Written exercise →
Copy every entry exactly.

++++ Exercise data ++++

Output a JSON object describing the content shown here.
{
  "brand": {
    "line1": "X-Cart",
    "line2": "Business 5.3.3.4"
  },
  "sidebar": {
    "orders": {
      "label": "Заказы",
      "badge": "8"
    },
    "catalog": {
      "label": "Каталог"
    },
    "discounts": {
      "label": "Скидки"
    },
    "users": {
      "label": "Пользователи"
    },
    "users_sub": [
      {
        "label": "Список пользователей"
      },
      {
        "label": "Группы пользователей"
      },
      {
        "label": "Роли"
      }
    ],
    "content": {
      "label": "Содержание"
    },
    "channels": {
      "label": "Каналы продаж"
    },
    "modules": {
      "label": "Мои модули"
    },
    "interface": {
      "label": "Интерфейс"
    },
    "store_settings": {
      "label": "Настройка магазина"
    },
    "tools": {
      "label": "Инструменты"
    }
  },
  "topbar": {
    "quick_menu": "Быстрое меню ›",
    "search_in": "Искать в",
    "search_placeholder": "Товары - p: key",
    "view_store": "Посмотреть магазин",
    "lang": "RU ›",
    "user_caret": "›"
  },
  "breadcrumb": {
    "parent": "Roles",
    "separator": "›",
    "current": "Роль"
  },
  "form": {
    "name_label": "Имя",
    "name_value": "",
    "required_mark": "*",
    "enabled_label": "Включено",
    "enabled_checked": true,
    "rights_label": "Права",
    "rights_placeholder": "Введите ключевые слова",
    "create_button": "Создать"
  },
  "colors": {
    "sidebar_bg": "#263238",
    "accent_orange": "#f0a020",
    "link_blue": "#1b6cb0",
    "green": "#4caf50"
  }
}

++++

Written solution →
Output a JSON object describing the content shown here.
{
  "brand": {
    "line1": "X-Cart",
    "line2": "Business 5.3.3.4"
  },
  "sidebar": {
    "orders": {
      "label": "Заказы",
      "badge": "8"
    },
    "catalog": {
      "label": "Каталог"
    },
    "discounts": {
      "label": "Скидки"
    },
    "users": {
      "label": "Пользователи"
    },
    "users_sub": [
      {
        "label": "Список пользователей"
      },
      {
        "label": "Группы пользователей"
      },
      {
        "label": "Роли"
      }
    ],
    "content": {
      "label": "Содержание"
    },
    "channels": {
      "label": "Каналы продаж"
    },
    "modules": {
      "label": "Мои модули"
    },
    "interface": {
      "label": "Интерфейс"
    },
    "store_settings": {
      "label": "Настройка магазина"
    },
    "tools": {
      "label": "Инструменты"
    }
  },
  "topbar": {
    "quick_menu": "Быстрое меню ›",
    "search_in": "Искать в",
    "search_placeholder": "Товары - p: key",
    "view_store": "Посмотреть магазин",
    "lang": "RU ›",
    "user_caret": "›"
  },
  "breadcrumb": {
    "parent": "Roles",
    "separator": "›",
    "current": "Роль"
  },
  "form": {
    "name_label": "Имя",
    "name_value": "",
    "required_mark": "*",
    "enabled_label": "Включено",
    "enabled_checked": true,
    "rights_label": "Права",
    "rights_placeholder": "Введите ключевые слова",
    "create_button": "Создать"
  },
  "colors": {
    "sidebar_bg": "#263238",
    "accent_orange": "#f0a020",
    "link_blue": "#1b6cb0",
    "green": "#4caf50"
  }
}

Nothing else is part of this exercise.